*WRITTEN PROBLEM*: Reproduce all of the records below, swapping every occurrence of "特困人员" for "特殊困难人员" and keeping everything else identical.

*TASK DATA*:
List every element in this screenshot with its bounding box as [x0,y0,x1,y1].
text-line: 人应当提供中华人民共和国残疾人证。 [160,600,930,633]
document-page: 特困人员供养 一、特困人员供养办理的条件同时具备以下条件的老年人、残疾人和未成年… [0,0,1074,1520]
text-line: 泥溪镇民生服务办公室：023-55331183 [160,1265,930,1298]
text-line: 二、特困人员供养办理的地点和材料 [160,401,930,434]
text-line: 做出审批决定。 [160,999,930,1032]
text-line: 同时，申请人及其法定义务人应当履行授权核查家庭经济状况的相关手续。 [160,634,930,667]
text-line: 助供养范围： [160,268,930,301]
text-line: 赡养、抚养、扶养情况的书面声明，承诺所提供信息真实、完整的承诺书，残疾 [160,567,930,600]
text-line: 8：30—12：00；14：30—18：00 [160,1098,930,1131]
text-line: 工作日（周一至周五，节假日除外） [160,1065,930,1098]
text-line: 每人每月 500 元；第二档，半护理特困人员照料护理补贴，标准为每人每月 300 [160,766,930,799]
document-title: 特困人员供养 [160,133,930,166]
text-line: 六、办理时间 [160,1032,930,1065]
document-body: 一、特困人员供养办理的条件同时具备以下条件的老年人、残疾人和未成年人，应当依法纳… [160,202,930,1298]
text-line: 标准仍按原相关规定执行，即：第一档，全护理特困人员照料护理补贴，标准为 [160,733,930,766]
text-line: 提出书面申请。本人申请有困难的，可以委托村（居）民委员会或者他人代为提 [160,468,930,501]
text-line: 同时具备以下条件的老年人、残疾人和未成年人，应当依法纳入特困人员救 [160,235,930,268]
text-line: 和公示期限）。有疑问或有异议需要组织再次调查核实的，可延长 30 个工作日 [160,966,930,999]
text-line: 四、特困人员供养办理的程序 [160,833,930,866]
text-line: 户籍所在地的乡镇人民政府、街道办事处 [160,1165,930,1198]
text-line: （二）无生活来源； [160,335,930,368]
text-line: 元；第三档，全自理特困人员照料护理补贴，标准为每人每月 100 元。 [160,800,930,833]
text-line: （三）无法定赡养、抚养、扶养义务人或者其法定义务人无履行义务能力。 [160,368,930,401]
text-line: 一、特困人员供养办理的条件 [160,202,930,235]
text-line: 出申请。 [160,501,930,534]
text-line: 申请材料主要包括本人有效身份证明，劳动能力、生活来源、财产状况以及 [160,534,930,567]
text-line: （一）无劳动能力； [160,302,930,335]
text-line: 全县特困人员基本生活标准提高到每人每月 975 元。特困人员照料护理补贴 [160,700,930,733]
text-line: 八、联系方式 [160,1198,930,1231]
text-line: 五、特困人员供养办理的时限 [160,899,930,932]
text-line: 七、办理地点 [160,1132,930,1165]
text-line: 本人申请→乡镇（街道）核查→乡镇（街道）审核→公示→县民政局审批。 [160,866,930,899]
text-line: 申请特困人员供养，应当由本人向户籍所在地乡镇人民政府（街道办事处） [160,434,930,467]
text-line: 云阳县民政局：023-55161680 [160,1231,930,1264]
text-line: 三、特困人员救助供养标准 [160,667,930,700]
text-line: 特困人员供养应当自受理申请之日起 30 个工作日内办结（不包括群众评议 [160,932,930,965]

*RIGHT ANSWER*:
List every element in this screenshot with its bounding box as [x0,y0,x1,y1].
text-line: 人应当提供中华人民共和国残疾人证。 [160,600,930,633]
document-page: 特殊困难人员供养 一、特殊困难人员供养办理的条件同时具备以下条件的老年人、残疾人和未成年… [0,0,1074,1520]
text-line: 泥溪镇民生服务办公室：023-55331183 [160,1265,930,1298]
text-line: 二、特殊困难人员供养办理的地点和材料 [160,401,930,434]
text-line: 做出审批决定。 [160,999,930,1032]
text-line: 同时，申请人及其法定义务人应当履行授权核查家庭经济状况的相关手续。 [160,634,930,667]
text-line: 助供养范围： [160,268,930,301]
text-line: 赡养、抚养、扶养情况的书面声明，承诺所提供信息真实、完整的承诺书，残疾 [160,567,930,600]
text-line: 8：30—12：00；14：30—18：00 [160,1098,930,1131]
text-line: 工作日（周一至周五，节假日除外） [160,1065,930,1098]
text-line: 每人每月 500 元；第二档，半护理特殊困难人员照料护理补贴，标准为每人每月 300 [160,766,930,799]
document-title: 特殊困难人员供养 [160,133,930,166]
text-line: 六、办理时间 [160,1032,930,1065]
document-body: 一、特殊困难人员供养办理的条件同时具备以下条件的老年人、残疾人和未成年人，应当依法纳… [160,202,930,1298]
text-line: 标准仍按原相关规定执行，即：第一档，全护理特殊困难人员照料护理补贴，标准为 [160,733,930,766]
text-line: 提出书面申请。本人申请有困难的，可以委托村（居）民委员会或者他人代为提 [160,468,930,501]
text-line: 同时具备以下条件的老年人、残疾人和未成年人，应当依法纳入特殊困难人员救 [160,235,930,268]
text-line: 和公示期限）。有疑问或有异议需要组织再次调查核实的，可延长 30 个工作日 [160,966,930,999]
text-line: 四、特殊困难人员供养办理的程序 [160,833,930,866]
text-line: 户籍所在地的乡镇人民政府、街道办事处 [160,1165,930,1198]
text-line: （二）无生活来源； [160,335,930,368]
text-line: 元；第三档，全自理特殊困难人员照料护理补贴，标准为每人每月 100 元。 [160,800,930,833]
text-line: （三）无法定赡养、抚养、扶养义务人或者其法定义务人无履行义务能力。 [160,368,930,401]
text-line: 一、特殊困难人员供养办理的条件 [160,202,930,235]
text-line: 出申请。 [160,501,930,534]
text-line: 申请材料主要包括本人有效身份证明，劳动能力、生活来源、财产状况以及 [160,534,930,567]
text-line: （一）无劳动能力； [160,302,930,335]
text-line: 全县特殊困难人员基本生活标准提高到每人每月 975 元。特殊困难人员照料护理补贴 [160,700,930,733]
text-line: 八、联系方式 [160,1198,930,1231]
text-line: 五、特殊困难人员供养办理的时限 [160,899,930,932]
text-line: 七、办理地点 [160,1132,930,1165]
text-line: 本人申请→乡镇（街道）核查→乡镇（街道）审核→公示→县民政局审批。 [160,866,930,899]
text-line: 申请特殊困难人员供养，应当由本人向户籍所在地乡镇人民政府（街道办事处） [160,434,930,467]
text-line: 云阳县民政局：023-55161680 [160,1231,930,1264]
text-line: 三、特殊困难人员救助供养标准 [160,667,930,700]
text-line: 特殊困难人员供养应当自受理申请之日起 30 个工作日内办结（不包括群众评议 [160,932,930,965]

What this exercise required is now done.